■ **Directions**
Search the listing for "that" and copy every line where it appears.

>> START Information supplied

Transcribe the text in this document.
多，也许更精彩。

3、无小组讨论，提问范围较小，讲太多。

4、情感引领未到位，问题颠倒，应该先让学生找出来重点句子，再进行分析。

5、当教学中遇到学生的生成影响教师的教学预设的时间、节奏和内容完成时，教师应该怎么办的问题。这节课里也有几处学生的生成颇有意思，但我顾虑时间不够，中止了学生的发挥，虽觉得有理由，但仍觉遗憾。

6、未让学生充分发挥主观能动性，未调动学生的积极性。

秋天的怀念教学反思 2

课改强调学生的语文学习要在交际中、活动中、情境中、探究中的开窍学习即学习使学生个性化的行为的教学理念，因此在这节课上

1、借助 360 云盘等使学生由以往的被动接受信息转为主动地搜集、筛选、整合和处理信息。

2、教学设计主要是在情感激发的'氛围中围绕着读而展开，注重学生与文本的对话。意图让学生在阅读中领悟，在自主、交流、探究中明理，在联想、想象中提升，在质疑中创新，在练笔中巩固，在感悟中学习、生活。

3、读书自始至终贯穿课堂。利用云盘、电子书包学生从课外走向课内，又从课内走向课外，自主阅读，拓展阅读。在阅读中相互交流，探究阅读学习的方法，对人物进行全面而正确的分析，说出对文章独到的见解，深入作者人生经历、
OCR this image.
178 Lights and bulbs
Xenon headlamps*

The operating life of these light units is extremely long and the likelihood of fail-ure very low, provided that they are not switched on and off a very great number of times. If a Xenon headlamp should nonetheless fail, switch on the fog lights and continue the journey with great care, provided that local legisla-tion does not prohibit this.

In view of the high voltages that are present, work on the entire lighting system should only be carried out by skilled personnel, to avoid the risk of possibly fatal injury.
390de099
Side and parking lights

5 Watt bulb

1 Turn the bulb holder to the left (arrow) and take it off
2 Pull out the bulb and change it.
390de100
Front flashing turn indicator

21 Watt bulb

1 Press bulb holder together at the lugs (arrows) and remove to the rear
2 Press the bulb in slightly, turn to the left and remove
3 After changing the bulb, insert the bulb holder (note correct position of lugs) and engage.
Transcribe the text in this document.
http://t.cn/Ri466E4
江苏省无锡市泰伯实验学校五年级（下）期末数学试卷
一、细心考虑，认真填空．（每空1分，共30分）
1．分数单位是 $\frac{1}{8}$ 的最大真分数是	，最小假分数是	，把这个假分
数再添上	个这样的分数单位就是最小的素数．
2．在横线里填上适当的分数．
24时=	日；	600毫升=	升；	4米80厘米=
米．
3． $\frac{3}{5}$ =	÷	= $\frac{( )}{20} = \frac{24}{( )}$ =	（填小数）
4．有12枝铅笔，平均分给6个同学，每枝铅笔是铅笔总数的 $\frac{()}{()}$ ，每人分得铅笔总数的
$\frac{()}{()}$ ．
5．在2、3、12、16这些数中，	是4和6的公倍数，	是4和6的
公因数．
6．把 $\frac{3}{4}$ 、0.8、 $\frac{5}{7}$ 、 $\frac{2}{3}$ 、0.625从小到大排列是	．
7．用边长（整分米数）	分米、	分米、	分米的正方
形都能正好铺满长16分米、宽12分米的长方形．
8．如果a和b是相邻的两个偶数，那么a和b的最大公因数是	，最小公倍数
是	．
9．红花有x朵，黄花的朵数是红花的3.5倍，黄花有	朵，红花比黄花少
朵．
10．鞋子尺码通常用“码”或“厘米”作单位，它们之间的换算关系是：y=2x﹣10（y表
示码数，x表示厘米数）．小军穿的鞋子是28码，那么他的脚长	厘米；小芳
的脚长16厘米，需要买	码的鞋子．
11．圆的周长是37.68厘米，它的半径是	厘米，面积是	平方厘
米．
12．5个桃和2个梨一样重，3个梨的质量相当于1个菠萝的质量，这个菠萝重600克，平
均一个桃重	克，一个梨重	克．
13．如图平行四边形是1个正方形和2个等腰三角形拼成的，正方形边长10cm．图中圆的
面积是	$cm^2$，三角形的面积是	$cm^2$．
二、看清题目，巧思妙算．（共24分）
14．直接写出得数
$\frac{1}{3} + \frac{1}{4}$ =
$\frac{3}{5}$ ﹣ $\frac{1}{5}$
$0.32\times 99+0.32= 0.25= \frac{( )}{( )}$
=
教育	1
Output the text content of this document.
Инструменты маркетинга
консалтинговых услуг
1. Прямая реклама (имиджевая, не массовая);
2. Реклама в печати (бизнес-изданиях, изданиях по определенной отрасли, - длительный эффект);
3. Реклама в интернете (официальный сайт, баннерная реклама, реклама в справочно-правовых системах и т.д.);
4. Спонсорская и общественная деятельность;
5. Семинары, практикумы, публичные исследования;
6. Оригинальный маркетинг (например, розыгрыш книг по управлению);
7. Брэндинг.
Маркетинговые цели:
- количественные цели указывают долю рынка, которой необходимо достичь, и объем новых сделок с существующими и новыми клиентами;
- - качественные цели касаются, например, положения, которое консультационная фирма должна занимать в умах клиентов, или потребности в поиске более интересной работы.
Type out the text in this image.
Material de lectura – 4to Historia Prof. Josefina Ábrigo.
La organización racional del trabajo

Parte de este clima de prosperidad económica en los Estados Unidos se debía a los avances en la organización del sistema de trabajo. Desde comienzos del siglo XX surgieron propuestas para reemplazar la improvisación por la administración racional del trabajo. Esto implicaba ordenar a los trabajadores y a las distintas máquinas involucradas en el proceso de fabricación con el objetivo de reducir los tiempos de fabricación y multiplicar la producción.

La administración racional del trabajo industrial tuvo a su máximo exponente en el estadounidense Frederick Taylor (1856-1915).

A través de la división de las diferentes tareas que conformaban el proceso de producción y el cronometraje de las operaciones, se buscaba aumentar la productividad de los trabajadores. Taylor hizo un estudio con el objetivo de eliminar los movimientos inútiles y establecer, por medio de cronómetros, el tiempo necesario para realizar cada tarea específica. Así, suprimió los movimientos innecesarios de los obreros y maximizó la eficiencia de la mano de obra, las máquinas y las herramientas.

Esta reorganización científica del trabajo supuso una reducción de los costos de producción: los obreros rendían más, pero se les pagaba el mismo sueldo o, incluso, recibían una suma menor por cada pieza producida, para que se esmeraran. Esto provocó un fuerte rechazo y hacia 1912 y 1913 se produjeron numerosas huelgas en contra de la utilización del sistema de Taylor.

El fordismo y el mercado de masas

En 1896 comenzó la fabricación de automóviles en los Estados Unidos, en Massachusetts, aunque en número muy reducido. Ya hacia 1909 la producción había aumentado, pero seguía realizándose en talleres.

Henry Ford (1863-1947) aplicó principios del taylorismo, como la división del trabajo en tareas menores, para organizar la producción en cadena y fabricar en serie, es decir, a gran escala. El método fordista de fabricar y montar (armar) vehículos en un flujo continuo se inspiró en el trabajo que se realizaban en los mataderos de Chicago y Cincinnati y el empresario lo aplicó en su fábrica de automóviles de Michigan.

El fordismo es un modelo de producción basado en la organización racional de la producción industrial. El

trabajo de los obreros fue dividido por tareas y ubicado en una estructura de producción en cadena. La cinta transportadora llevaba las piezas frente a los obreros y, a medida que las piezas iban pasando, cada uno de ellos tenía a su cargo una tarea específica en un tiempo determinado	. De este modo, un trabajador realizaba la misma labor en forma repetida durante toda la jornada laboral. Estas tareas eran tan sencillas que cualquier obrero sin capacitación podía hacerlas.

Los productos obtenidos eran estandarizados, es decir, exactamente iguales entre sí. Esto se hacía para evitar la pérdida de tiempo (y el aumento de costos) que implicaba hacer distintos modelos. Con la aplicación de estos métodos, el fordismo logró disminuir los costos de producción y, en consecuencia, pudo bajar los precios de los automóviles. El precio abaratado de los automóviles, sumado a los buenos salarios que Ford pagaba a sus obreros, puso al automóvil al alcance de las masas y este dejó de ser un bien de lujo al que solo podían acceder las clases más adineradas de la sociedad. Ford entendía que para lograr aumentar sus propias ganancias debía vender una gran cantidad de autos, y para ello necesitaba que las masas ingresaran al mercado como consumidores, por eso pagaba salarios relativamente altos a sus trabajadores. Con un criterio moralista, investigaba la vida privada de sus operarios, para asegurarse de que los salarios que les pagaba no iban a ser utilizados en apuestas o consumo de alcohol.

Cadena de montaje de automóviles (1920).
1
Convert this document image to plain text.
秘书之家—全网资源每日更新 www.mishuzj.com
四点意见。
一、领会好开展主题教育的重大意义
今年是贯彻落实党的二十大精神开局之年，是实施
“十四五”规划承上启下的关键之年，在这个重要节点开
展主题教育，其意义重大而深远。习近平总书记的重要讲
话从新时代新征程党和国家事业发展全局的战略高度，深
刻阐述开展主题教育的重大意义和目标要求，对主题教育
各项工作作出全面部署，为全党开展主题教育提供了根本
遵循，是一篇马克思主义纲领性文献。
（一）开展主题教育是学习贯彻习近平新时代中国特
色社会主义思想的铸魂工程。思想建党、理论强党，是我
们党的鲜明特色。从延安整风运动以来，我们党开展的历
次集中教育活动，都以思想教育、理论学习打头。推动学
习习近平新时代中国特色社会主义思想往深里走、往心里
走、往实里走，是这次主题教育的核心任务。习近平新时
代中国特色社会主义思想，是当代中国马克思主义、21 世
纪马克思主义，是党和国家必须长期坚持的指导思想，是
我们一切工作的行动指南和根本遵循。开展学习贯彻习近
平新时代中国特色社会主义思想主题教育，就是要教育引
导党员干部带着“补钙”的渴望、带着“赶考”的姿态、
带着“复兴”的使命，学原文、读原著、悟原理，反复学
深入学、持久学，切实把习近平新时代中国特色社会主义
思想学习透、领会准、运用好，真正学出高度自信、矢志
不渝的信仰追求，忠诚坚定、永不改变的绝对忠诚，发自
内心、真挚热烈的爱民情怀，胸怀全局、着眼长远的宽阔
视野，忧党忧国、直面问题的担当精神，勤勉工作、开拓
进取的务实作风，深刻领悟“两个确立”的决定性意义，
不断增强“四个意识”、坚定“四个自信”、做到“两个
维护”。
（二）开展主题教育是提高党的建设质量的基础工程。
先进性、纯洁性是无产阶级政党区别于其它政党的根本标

>> END Information supplied

■ **The result**
The operating life of these light units is extremely long and the likelihood of fail-ure very low, provided that they are not switched on and off a very great number of times. If a Xenon headlamp should nonetheless fail, switch on the fog lights and continue the journey with great care, provided that local legisla-tion does not prohibit this.
In view of the high voltages that are present, work on the entire lighting system should only be carried out by skilled personnel, to avoid the risk of possibly fatal injury.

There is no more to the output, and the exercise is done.